Goal: Go through the listing below and gather every line with the word "opacity".

Records for processing:
——————
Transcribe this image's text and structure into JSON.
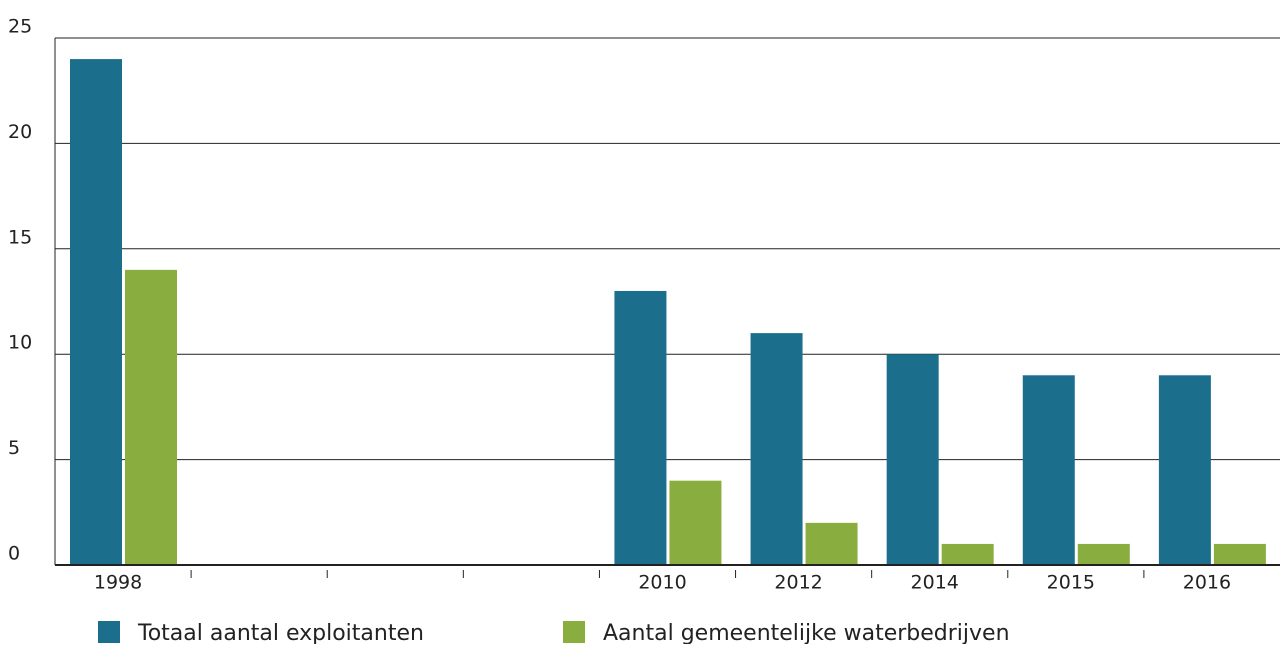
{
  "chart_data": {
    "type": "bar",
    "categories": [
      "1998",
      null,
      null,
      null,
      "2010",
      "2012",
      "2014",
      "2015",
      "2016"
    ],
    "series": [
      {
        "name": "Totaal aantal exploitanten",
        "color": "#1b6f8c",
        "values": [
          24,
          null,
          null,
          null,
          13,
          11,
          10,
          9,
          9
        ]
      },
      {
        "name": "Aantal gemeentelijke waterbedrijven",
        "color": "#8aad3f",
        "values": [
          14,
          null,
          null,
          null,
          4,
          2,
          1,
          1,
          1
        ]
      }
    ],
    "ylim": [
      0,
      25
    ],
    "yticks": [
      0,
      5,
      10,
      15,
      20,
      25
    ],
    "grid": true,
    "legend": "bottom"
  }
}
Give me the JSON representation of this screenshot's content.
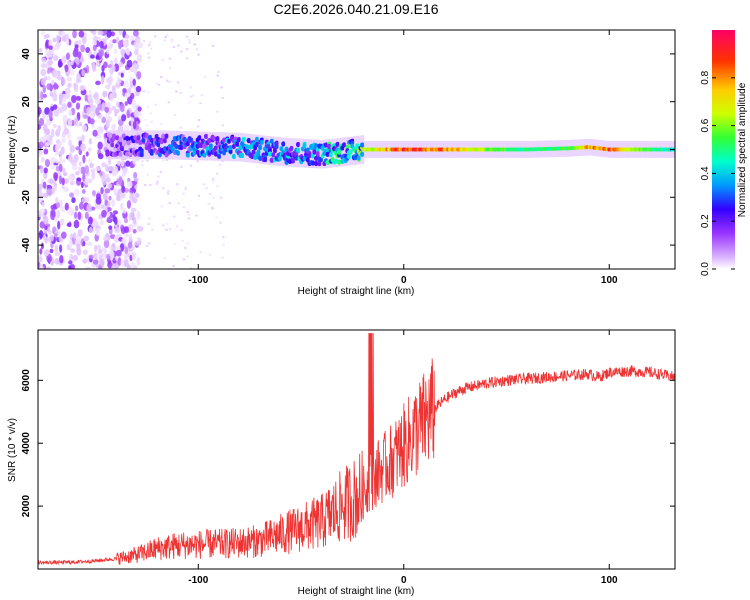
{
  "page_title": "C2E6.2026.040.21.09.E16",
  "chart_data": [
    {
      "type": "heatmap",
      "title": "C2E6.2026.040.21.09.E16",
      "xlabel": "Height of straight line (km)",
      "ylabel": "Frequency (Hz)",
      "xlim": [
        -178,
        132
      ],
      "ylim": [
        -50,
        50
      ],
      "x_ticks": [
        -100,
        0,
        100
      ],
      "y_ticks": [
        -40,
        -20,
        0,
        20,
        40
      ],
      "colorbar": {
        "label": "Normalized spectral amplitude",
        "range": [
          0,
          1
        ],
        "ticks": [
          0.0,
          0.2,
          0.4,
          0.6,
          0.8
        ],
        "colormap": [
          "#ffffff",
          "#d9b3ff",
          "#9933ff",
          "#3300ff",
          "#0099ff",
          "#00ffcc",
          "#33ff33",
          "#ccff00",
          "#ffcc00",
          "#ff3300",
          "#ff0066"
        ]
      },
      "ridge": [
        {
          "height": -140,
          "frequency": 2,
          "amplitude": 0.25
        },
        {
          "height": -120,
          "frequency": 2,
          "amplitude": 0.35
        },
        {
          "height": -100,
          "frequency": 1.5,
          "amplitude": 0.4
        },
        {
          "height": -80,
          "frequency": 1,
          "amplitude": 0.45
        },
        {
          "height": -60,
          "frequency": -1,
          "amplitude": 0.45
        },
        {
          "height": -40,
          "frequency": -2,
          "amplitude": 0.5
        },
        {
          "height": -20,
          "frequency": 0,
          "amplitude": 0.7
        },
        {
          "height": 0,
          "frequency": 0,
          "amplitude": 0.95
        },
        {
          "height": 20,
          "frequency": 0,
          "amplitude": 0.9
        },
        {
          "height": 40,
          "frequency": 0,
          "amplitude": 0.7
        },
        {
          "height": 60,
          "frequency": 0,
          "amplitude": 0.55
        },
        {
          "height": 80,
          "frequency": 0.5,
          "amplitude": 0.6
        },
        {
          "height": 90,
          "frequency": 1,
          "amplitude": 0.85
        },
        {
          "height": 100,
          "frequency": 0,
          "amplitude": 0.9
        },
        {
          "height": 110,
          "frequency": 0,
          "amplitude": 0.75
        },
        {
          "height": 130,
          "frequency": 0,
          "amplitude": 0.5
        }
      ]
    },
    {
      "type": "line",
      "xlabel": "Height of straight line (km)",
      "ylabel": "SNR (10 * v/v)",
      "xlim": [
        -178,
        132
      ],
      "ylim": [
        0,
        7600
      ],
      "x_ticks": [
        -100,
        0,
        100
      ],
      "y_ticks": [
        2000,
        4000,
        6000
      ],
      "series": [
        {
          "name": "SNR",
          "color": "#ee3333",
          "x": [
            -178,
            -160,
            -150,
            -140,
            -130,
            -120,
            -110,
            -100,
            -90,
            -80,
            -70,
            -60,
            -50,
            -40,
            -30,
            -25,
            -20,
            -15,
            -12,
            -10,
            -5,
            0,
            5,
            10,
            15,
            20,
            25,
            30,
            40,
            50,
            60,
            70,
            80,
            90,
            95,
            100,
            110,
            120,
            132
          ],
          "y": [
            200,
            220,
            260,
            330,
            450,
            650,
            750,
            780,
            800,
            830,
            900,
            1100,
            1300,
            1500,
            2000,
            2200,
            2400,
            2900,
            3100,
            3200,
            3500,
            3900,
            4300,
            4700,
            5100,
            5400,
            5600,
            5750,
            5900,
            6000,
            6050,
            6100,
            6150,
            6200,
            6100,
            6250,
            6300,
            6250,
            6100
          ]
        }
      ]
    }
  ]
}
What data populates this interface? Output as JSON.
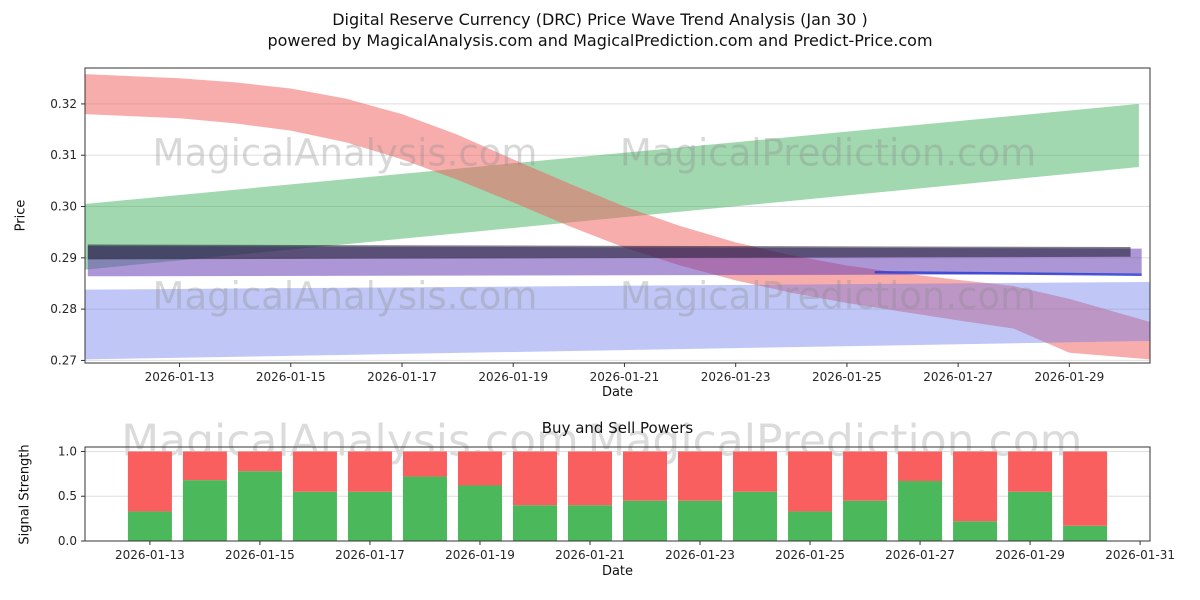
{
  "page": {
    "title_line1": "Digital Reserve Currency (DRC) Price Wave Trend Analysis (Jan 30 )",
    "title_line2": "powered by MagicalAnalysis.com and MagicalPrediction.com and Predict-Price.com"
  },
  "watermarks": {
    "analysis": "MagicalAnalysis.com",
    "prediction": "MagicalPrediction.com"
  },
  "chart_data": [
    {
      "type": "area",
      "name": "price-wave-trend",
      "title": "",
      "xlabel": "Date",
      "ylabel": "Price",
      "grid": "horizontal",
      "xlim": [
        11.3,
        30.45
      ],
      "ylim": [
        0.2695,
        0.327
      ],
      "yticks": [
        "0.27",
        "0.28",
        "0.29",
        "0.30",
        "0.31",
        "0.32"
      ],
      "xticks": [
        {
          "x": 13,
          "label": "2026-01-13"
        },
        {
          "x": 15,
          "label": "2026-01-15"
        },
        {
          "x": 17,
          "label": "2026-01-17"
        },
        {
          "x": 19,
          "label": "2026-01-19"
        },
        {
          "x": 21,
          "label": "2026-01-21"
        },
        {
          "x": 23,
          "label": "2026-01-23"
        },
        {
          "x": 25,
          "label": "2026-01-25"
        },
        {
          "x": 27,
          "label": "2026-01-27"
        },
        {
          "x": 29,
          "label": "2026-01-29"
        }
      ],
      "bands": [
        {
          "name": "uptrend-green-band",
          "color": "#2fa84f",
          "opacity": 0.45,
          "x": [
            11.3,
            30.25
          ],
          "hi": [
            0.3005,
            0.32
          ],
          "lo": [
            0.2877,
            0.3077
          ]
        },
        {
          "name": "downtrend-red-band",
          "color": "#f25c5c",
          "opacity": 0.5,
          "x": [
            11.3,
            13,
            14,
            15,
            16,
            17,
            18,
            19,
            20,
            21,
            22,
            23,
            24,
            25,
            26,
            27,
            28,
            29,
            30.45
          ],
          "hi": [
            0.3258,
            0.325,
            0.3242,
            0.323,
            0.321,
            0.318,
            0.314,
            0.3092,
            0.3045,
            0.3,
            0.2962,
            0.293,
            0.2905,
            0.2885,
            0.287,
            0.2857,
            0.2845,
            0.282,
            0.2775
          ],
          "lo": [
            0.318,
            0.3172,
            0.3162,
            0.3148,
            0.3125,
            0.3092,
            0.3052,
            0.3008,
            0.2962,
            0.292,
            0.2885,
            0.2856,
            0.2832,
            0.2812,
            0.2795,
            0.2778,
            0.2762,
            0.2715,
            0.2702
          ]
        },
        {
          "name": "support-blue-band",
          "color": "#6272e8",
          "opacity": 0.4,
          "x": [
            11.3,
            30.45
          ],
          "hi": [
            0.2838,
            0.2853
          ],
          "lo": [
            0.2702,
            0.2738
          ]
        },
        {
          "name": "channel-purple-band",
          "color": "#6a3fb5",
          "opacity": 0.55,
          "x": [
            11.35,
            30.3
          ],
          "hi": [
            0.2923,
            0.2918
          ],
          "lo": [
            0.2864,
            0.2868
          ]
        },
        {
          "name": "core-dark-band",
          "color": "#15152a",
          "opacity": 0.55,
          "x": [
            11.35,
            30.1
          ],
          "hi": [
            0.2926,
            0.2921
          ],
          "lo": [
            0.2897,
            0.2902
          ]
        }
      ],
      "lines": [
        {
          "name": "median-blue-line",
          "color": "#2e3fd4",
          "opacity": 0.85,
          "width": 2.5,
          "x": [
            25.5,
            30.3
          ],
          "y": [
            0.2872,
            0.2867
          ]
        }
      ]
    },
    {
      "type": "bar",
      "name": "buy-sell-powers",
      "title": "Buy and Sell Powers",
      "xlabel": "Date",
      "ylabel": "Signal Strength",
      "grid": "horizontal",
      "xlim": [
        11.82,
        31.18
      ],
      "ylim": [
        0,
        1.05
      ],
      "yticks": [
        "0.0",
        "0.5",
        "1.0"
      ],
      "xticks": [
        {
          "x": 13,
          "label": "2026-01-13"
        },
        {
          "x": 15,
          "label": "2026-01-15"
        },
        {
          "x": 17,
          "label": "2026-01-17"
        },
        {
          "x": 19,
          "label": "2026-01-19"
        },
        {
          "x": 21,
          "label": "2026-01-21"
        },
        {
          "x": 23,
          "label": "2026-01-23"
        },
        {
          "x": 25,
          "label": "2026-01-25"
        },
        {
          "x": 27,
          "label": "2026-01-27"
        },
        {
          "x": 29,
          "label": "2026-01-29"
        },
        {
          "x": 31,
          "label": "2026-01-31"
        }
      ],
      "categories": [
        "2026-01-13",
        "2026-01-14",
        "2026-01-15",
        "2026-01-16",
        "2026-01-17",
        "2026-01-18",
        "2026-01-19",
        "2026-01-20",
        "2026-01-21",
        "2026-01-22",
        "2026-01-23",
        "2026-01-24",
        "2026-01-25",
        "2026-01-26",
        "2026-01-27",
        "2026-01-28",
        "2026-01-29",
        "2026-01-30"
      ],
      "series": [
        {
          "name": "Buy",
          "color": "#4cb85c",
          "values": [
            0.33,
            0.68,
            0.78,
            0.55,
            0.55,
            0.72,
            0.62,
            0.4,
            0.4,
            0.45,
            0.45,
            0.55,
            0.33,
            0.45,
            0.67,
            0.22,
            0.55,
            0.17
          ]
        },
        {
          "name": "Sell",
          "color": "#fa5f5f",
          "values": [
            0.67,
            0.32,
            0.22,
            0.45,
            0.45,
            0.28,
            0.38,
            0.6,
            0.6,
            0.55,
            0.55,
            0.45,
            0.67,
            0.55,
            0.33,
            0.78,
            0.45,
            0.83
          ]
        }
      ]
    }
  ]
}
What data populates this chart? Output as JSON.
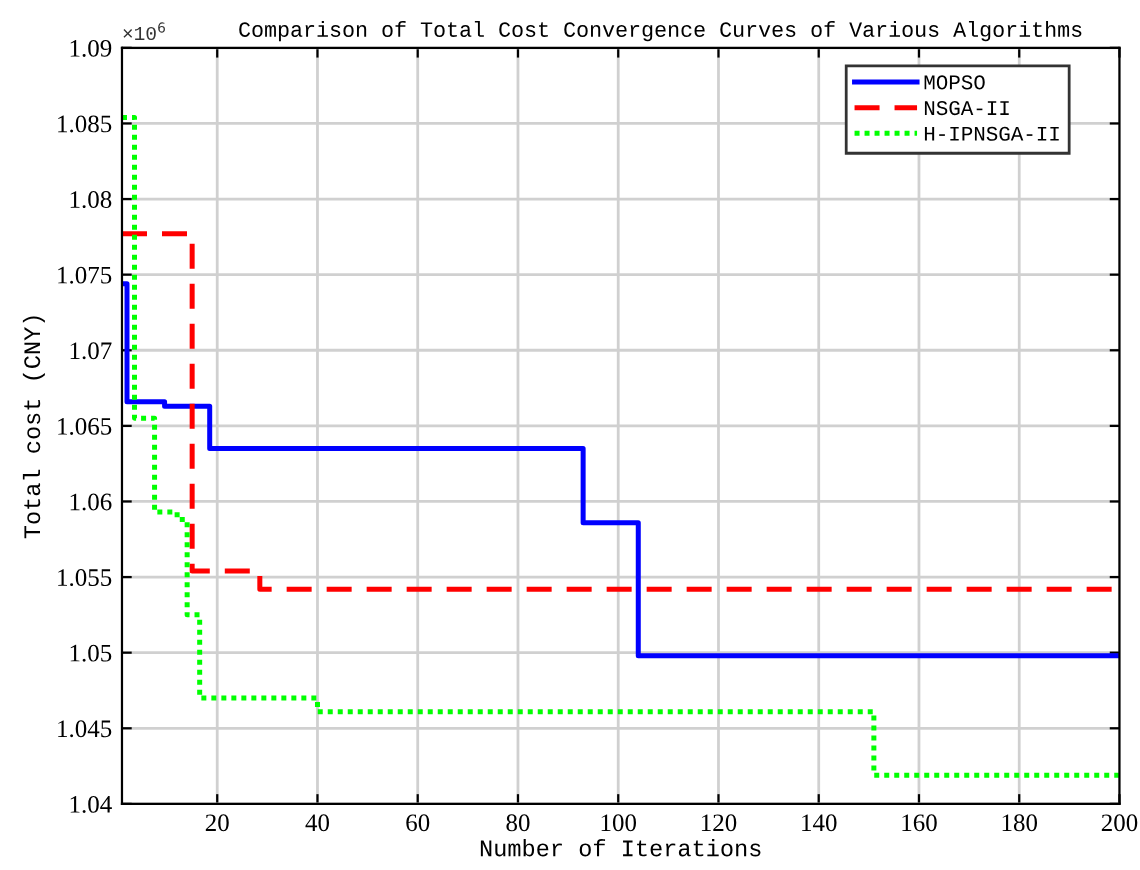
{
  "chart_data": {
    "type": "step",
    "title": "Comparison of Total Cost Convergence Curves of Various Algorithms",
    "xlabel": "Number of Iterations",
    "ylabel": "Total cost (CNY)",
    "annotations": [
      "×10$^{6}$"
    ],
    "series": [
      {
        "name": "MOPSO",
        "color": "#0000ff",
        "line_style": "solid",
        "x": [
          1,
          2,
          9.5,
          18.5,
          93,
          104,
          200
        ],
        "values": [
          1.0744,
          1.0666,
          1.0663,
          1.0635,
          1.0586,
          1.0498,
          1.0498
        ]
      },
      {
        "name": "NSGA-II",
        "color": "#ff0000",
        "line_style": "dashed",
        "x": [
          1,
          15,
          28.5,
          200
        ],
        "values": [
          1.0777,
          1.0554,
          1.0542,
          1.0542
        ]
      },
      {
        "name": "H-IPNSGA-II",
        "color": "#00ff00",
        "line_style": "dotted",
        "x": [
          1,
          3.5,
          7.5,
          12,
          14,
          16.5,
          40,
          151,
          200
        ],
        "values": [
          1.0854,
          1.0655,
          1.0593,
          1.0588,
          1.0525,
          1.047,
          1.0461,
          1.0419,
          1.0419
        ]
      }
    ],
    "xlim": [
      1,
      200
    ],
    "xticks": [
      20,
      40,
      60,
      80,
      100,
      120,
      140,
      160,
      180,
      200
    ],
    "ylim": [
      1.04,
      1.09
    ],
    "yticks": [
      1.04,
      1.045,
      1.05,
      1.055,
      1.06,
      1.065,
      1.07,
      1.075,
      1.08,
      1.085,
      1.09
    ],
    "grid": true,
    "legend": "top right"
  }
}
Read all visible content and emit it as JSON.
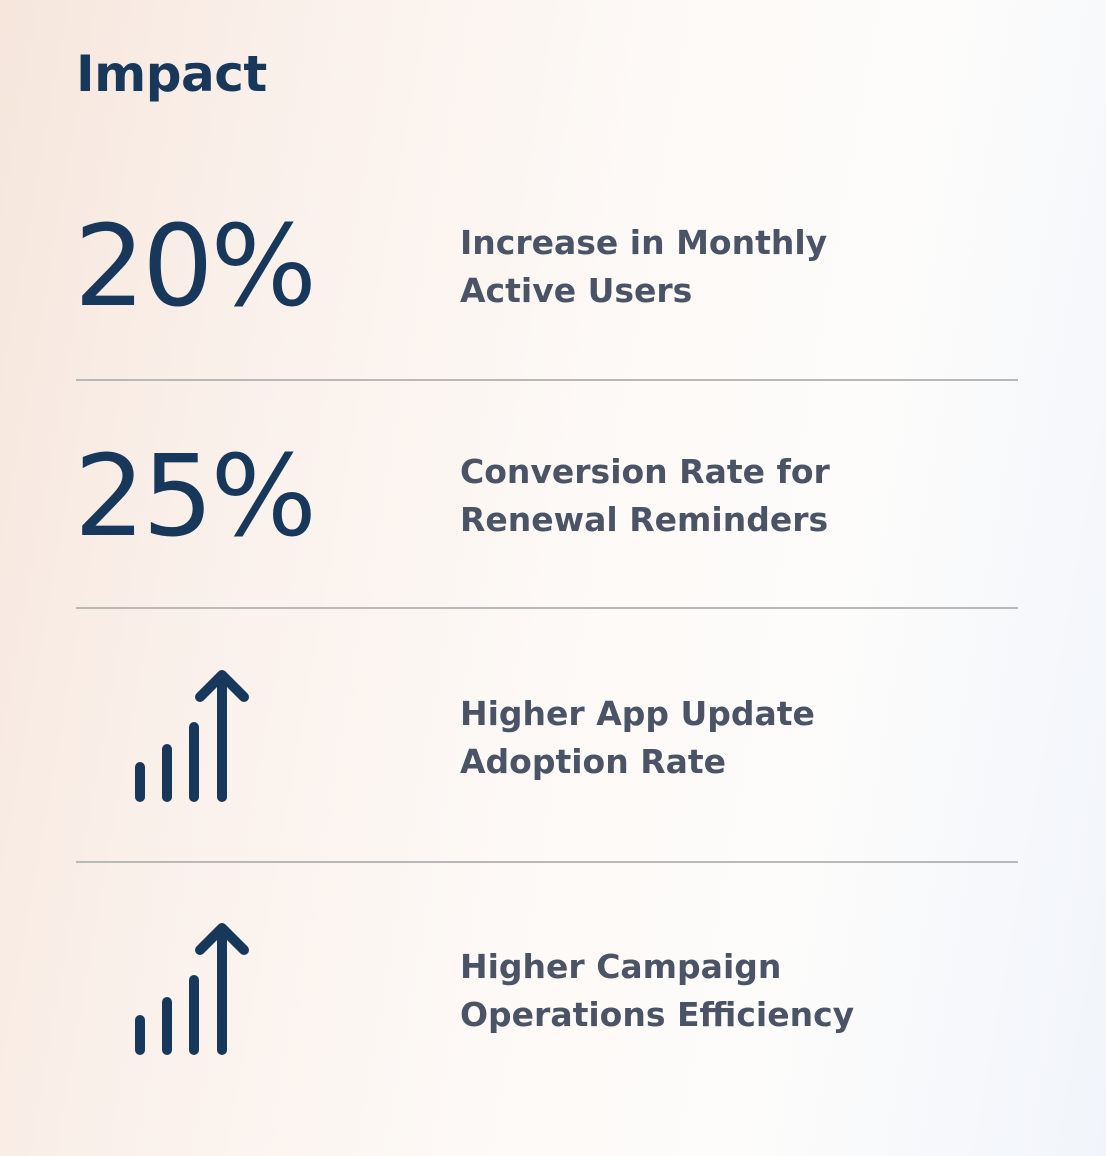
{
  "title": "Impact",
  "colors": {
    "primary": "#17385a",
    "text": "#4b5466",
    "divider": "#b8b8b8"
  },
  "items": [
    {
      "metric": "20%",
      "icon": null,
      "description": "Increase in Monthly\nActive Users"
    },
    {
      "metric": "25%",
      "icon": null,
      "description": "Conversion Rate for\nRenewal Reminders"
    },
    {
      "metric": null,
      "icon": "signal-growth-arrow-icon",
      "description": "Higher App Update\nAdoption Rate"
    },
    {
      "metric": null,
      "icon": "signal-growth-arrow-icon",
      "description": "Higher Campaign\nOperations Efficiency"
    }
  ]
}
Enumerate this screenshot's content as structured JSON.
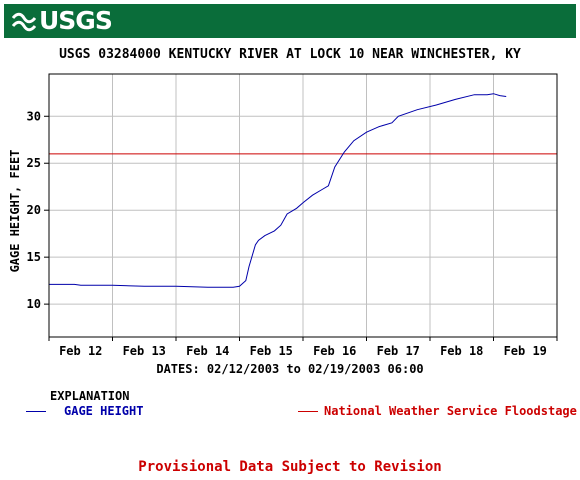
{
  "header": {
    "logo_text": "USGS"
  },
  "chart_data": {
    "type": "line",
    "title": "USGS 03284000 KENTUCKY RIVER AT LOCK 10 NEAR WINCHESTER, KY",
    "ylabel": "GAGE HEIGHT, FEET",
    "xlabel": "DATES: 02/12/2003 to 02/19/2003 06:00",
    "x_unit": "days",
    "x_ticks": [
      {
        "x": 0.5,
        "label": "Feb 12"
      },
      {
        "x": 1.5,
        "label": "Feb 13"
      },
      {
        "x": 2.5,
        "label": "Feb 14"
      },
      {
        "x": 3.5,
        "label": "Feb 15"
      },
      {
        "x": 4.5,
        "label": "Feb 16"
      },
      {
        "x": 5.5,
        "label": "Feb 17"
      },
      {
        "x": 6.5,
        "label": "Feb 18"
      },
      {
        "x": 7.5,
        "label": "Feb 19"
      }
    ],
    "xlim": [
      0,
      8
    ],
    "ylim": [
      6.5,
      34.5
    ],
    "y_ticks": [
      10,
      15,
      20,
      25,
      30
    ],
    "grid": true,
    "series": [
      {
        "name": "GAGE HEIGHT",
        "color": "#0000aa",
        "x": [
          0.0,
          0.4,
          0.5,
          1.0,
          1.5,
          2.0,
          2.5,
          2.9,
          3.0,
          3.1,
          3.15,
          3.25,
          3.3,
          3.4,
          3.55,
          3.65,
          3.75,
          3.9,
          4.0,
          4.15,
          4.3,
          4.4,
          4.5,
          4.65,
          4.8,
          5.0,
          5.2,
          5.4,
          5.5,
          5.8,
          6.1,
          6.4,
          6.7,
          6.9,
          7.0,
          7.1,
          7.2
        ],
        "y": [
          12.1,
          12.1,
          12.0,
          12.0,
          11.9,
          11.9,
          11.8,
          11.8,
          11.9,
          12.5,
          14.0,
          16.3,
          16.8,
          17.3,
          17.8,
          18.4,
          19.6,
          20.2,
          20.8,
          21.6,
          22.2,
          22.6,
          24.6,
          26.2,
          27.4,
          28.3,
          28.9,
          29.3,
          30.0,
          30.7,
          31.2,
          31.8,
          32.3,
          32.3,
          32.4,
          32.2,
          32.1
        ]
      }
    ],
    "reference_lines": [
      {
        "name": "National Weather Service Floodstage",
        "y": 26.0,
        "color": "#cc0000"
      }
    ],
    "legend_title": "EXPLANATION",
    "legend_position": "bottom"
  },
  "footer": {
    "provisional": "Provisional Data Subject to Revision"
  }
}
——————
Solution for this problem:
          "opacity": 0.45,
          "opacity": 0.5,
          "opacity": 0.4,
          "opacity": 0.55,
          "opacity": 0.55,
          "opacity": 0.85,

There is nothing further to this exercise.